• [Work to be completed]:
Give a verbatim copy of the lines below, minus the pictures.

• [Provided data]:

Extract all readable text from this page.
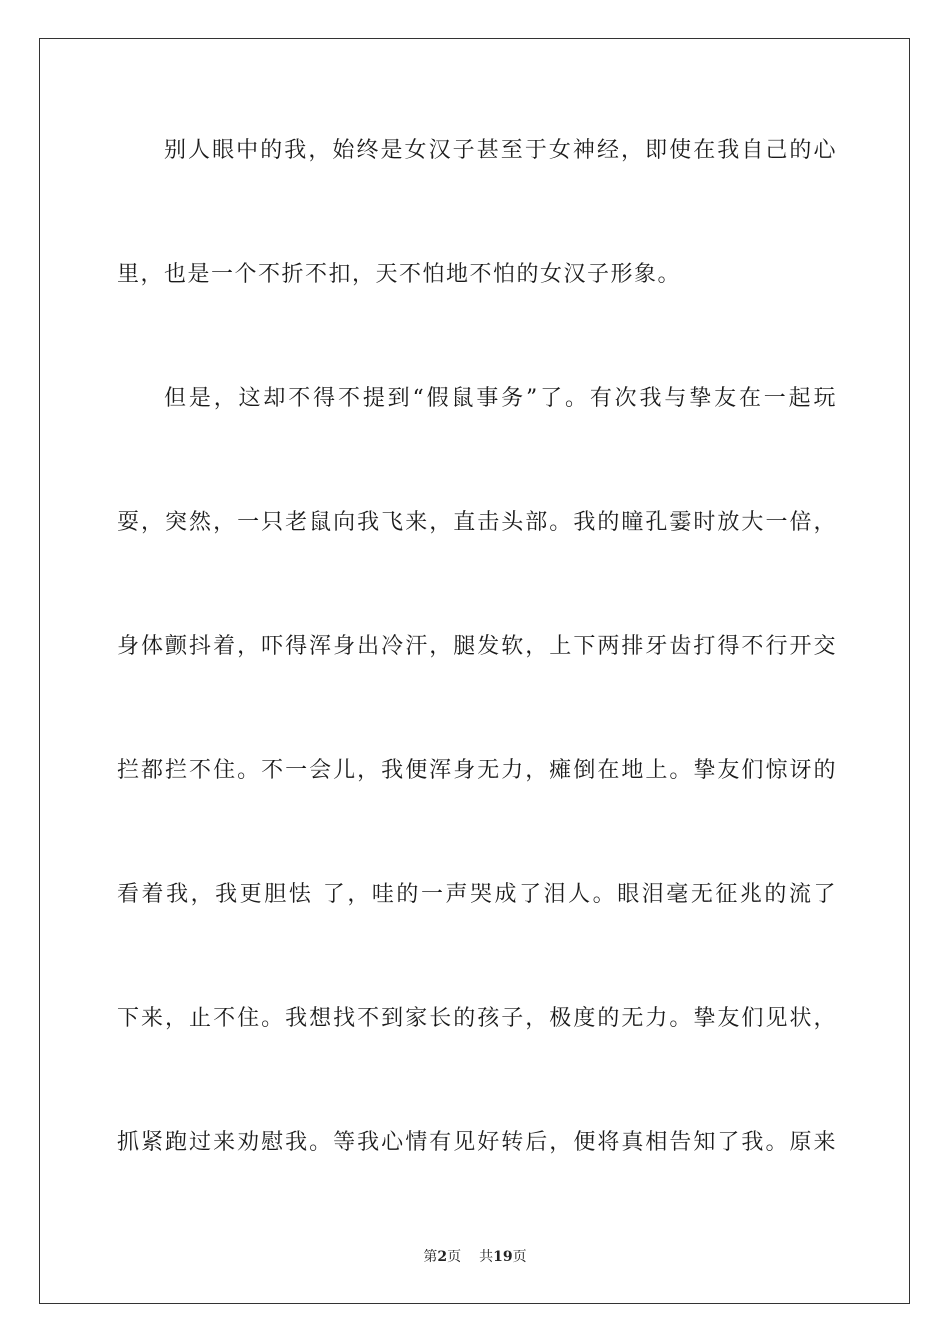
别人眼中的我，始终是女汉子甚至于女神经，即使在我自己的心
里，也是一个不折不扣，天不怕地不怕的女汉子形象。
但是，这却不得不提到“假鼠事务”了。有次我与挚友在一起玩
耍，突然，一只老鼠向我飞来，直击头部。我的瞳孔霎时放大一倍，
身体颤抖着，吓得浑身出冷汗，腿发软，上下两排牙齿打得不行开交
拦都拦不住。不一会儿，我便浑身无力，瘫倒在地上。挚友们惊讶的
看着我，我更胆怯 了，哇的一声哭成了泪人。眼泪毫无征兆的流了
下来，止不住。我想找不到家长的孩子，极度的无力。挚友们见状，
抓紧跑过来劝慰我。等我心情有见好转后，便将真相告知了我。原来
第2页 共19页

• [Solution to this task]:
Extract all readable text from this page.
别人眼中的我，始终是女汉子甚至于女神经，即使在我自己的心
里，也是一个不折不扣，天不怕地不怕的女汉子形象。
但是，这却不得不提到“假鼠事务”了。有次我与挚友在一起玩
耍，突然，一只老鼠向我飞来，直击头部。我的瞳孔霎时放大一倍，
身体颤抖着，吓得浑身出冷汗，腿发软，上下两排牙齿打得不行开交
拦都拦不住。不一会儿，我便浑身无力，瘫倒在地上。挚友们惊讶的
看着我，我更胆怯 了，哇的一声哭成了泪人。眼泪毫无征兆的流了
下来，止不住。我想找不到家长的孩子，极度的无力。挚友们见状，
抓紧跑过来劝慰我。等我心情有见好转后，便将真相告知了我。原来
第2页 共19页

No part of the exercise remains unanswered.